Images are not part of the copy; transcribe all the data exactly.

--- start Available data ---

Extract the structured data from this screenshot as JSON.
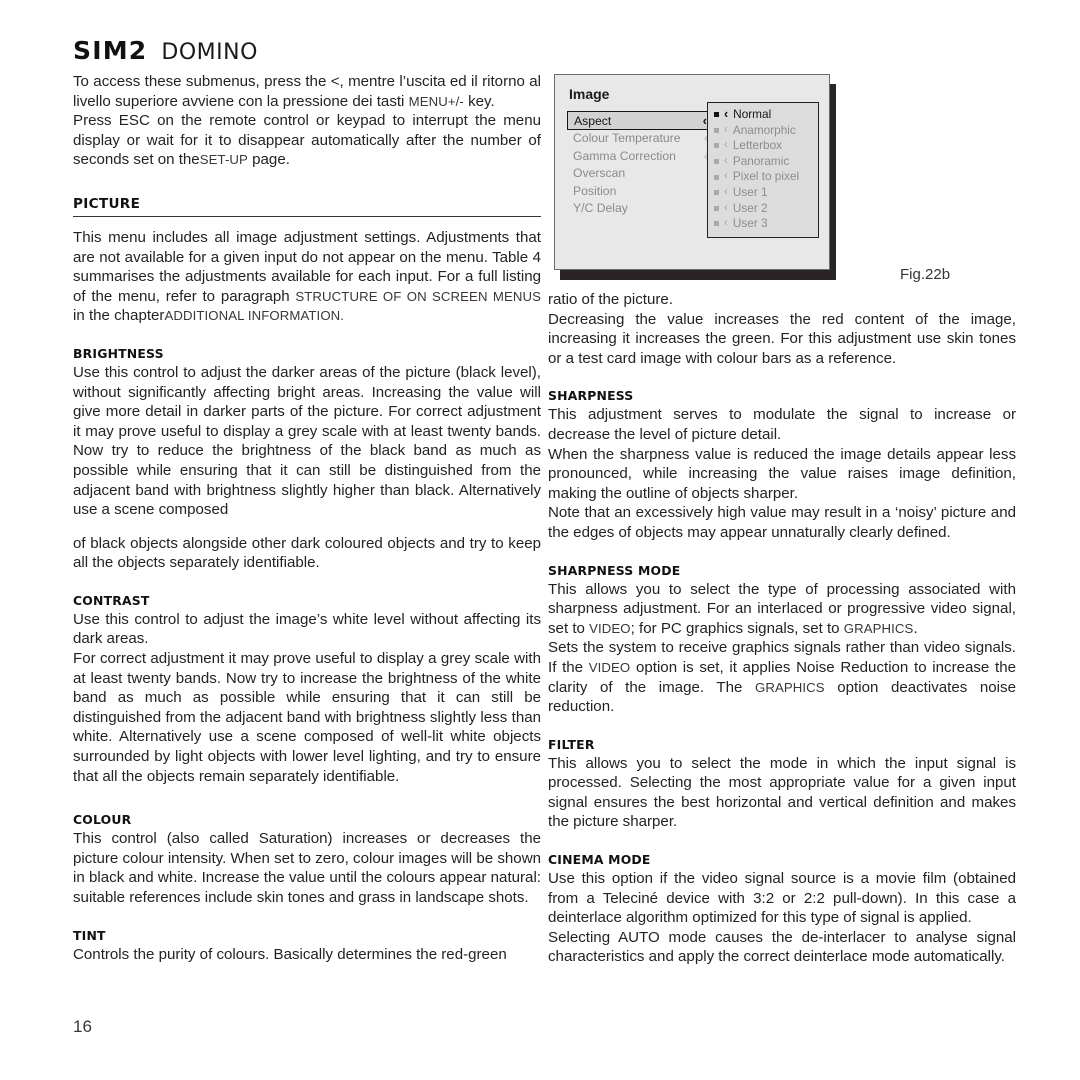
{
  "header": {
    "brand": "SIM2",
    "product": "DOMINO"
  },
  "page_number": "16",
  "figure": {
    "caption": "Fig.22b",
    "osd": {
      "title": "Image",
      "menu_items": [
        {
          "label": "Aspect",
          "chevron": "‹",
          "selected": true
        },
        {
          "label": "Colour Temperature",
          "chevron": "‹",
          "selected": false
        },
        {
          "label": "Gamma Correction",
          "chevron": "‹",
          "selected": false
        },
        {
          "label": "Overscan",
          "chevron": "",
          "selected": false
        },
        {
          "label": "Position",
          "chevron": "",
          "selected": false
        },
        {
          "label": "Y/C Delay",
          "chevron": "",
          "selected": false
        }
      ],
      "submenu_items": [
        {
          "label": "Normal",
          "active": true
        },
        {
          "label": "Anamorphic",
          "active": false
        },
        {
          "label": "Letterbox",
          "active": false
        },
        {
          "label": "Panoramic",
          "active": false
        },
        {
          "label": "Pixel to pixel",
          "active": false
        },
        {
          "label": "User 1",
          "active": false
        },
        {
          "label": "User 2",
          "active": false
        },
        {
          "label": "User 3",
          "active": false
        }
      ]
    }
  },
  "left_column": {
    "intro_p1_a": "To access these submenus, press the <, mentre l’uscita ed il ritorno al livello superiore avviene con la pressione dei tasti ",
    "intro_p1_sc": "MENU+/-",
    "intro_p1_b": " key.",
    "intro_p2": "Press ESC on the remote control or keypad to interrupt the menu display or wait for it to disappear automatically after the number of seconds set on the",
    "intro_p2_sc": "SET-UP",
    "intro_p2_b": " page.",
    "picture_title": "PICTURE",
    "picture_p_a": "This menu includes all image adjustment settings. Adjustments that are not available for a given input do not appear on the menu. Table 4 summarises the adjustments available for each input. For a full listing of the menu, refer to paragraph ",
    "picture_p_sc1": "STRUCTURE OF ON SCREEN MENUS",
    "picture_p_b": " in the chapter",
    "picture_p_sc2": "ADDITIONAL INFORMATION.",
    "brightness_title": "BRIGHTNESS",
    "brightness_p1": "Use this control to adjust the darker areas of the picture (black level), without significantly affecting bright areas. Increasing the value will give more detail in darker parts of the picture. For correct adjustment it may prove useful to display a grey scale with at least twenty bands. Now try to reduce the brightness of the black band as much as possible while ensuring that it can still be distinguished from the adjacent band with brightness slightly higher than black. Alternatively use a scene composed",
    "brightness_p2": "of black objects alongside other dark coloured objects and try to keep all the objects separately identifiable.",
    "contrast_title": "CONTRAST",
    "contrast_p1": "Use this control to adjust the image’s white level without affecting its dark areas.",
    "contrast_p2": "For correct adjustment it may prove useful to display a grey scale with at least twenty bands. Now try to increase the brightness of the white band as much as possible while ensuring that it can still be distinguished from the adjacent band with brightness slightly less than white. Alternatively use a scene composed of well-lit white objects surrounded by light objects with lower level lighting, and try to ensure that all the objects remain separately identifiable.",
    "colour_title": "COLOUR",
    "colour_p": "This control (also called Saturation) increases or decreases the picture colour intensity. When set to zero, colour images will be shown in black and white. Increase the value until the colours appear natural: suitable references include skin tones and grass in landscape shots.",
    "tint_title": "TINT",
    "tint_p": "Controls the purity of colours. Basically determines the red-green"
  },
  "right_column": {
    "tint_cont_p1": "ratio of the picture.",
    "tint_cont_p2": "Decreasing the value increases the red content of the image, increasing it increases the green. For this adjustment use skin tones or a test card image with colour bars as a reference.",
    "sharpness_title": "SHARPNESS",
    "sharpness_p1": "This adjustment serves to modulate the signal to increase or decrease the level of picture detail.",
    "sharpness_p2": "When the sharpness value is reduced the image details appear less pronounced, while increasing the value raises image definition, making the outline of objects sharper.",
    "sharpness_p3": "Note that an excessively high value may result in a ‘noisy’ picture and the edges of objects may appear unnaturally clearly defined.",
    "sharpness_mode_title": "SHARPNESS MODE",
    "sm_p1_a": "This allows you to select the type of processing associated with sharpness adjustment. For an interlaced or progressive video signal, set to ",
    "sm_p1_sc1": "VIDEO",
    "sm_p1_b": "; for PC graphics signals, set to ",
    "sm_p1_sc2": "GRAPHICS",
    "sm_p1_c": ".",
    "sm_p2_a": "Sets the system to receive graphics signals rather than video signals. If the ",
    "sm_p2_sc1": "VIDEO",
    "sm_p2_b": " option is set, it applies Noise Reduction to increase the clarity of the image. The ",
    "sm_p2_sc2": "GRAPHICS",
    "sm_p2_c": " option deactivates noise reduction.",
    "filter_title": "FILTER",
    "filter_p": "This allows you to select the mode in which the input signal is processed. Selecting the most appropriate value for a given input signal ensures the best horizontal and vertical definition and makes the picture sharper.",
    "cinema_title": "CINEMA MODE",
    "cinema_p1": "Use this option if the video signal source is a movie film (obtained from a Teleciné device with 3:2 or 2:2 pull-down). In this case a deinterlace algorithm optimized for this type of signal is applied.",
    "cinema_p2": "Selecting AUTO mode causes the de-interlacer to analyse signal characteristics and apply the correct deinterlace mode automatically."
  }
}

--- end Available data ---

* **Expected answer**:
Extract the structured data from this screenshot as JSON.
{
  "header": {
    "brand": "SIM2",
    "product": "DOMINO"
  },
  "page_number": "16",
  "figure": {
    "caption": "Fig.22b",
    "osd": {
      "title": "Image",
      "menu_items": [
        {
          "label": "Aspect",
          "chevron": "‹",
          "selected": true
        },
        {
          "label": "Colour Temperature",
          "chevron": "‹",
          "selected": false
        },
        {
          "label": "Gamma Correction",
          "chevron": "‹",
          "selected": false
        },
        {
          "label": "Overscan",
          "chevron": "",
          "selected": false
        },
        {
          "label": "Position",
          "chevron": "",
          "selected": false
        },
        {
          "label": "Y/C Delay",
          "chevron": "",
          "selected": false
        }
      ],
      "submenu_items": [
        {
          "label": "Normal",
          "active": true
        },
        {
          "label": "Anamorphic",
          "active": false
        },
        {
          "label": "Letterbox",
          "active": false
        },
        {
          "label": "Panoramic",
          "active": false
        },
        {
          "label": "Pixel to pixel",
          "active": false
        },
        {
          "label": "User 1",
          "active": false
        },
        {
          "label": "User 2",
          "active": false
        },
        {
          "label": "User 3",
          "active": false
        }
      ]
    }
  },
  "left_column": {
    "intro_p1_a": "To access these submenus, press the <, mentre l’uscita ed il ritorno al livello superiore avviene con la pressione dei tasti ",
    "intro_p1_sc": "MENU+/-",
    "intro_p1_b": " key.",
    "intro_p2": "Press ESC on the remote control or keypad to interrupt the menu display or wait for it to disappear automatically after the number of seconds set on the",
    "intro_p2_sc": "SET-UP",
    "intro_p2_b": " page.",
    "picture_title": "PICTURE",
    "picture_p_a": "This menu includes all image adjustment settings. Adjustments that are not available for a given input do not appear on the menu. Table 4 summarises the adjustments available for each input. For a full listing of the menu, refer to paragraph ",
    "picture_p_sc1": "STRUCTURE OF ON SCREEN MENUS",
    "picture_p_b": " in the chapter",
    "picture_p_sc2": "ADDITIONAL INFORMATION.",
    "brightness_title": "BRIGHTNESS",
    "brightness_p1": "Use this control to adjust the darker areas of the picture (black level), without significantly affecting bright areas. Increasing the value will give more detail in darker parts of the picture. For correct adjustment it may prove useful to display a grey scale with at least twenty bands. Now try to reduce the brightness of the black band as much as possible while ensuring that it can still be distinguished from the adjacent band with brightness slightly higher than black. Alternatively use a scene composed",
    "brightness_p2": "of black objects alongside other dark coloured objects and try to keep all the objects separately identifiable.",
    "contrast_title": "CONTRAST",
    "contrast_p1": "Use this control to adjust the image’s white level without affecting its dark areas.",
    "contrast_p2": "For correct adjustment it may prove useful to display a grey scale with at least twenty bands. Now try to increase the brightness of the white band as much as possible while ensuring that it can still be distinguished from the adjacent band with brightness slightly less than white. Alternatively use a scene composed of well-lit white objects surrounded by light objects with lower level lighting, and try to ensure that all the objects remain separately identifiable.",
    "colour_title": "COLOUR",
    "colour_p": "This control (also called Saturation) increases or decreases the picture colour intensity. When set to zero, colour images will be shown in black and white. Increase the value until the colours appear natural: suitable references include skin tones and grass in landscape shots.",
    "tint_title": "TINT",
    "tint_p": "Controls the purity of colours. Basically determines the red-green"
  },
  "right_column": {
    "tint_cont_p1": "ratio of the picture.",
    "tint_cont_p2": "Decreasing the value increases the red content of the image, increasing it increases the green. For this adjustment use skin tones or a test card image with colour bars as a reference.",
    "sharpness_title": "SHARPNESS",
    "sharpness_p1": "This adjustment serves to modulate the signal to increase or decrease the level of picture detail.",
    "sharpness_p2": "When the sharpness value is reduced the image details appear less pronounced, while increasing the value raises image definition, making the outline of objects sharper.",
    "sharpness_p3": "Note that an excessively high value may result in a ‘noisy’ picture and the edges of objects may appear unnaturally clearly defined.",
    "sharpness_mode_title": "SHARPNESS MODE",
    "sm_p1_a": "This allows you to select the type of processing associated with sharpness adjustment. For an interlaced or progressive video signal, set to ",
    "sm_p1_sc1": "VIDEO",
    "sm_p1_b": "; for PC graphics signals, set to ",
    "sm_p1_sc2": "GRAPHICS",
    "sm_p1_c": ".",
    "sm_p2_a": "Sets the system to receive graphics signals rather than video signals. If the ",
    "sm_p2_sc1": "VIDEO",
    "sm_p2_b": " option is set, it applies Noise Reduction to increase the clarity of the image. The ",
    "sm_p2_sc2": "GRAPHICS",
    "sm_p2_c": " option deactivates noise reduction.",
    "filter_title": "FILTER",
    "filter_p": "This allows you to select the mode in which the input signal is processed. Selecting the most appropriate value for a given input signal ensures the best horizontal and vertical definition and makes the picture sharper.",
    "cinema_title": "CINEMA MODE",
    "cinema_p1": "Use this option if the video signal source is a movie film (obtained from a Teleciné device with 3:2 or 2:2 pull-down). In this case a deinterlace algorithm optimized for this type of signal is applied.",
    "cinema_p2": "Selecting AUTO mode causes the de-interlacer to analyse signal characteristics and apply the correct deinterlace mode automatically."
  }
}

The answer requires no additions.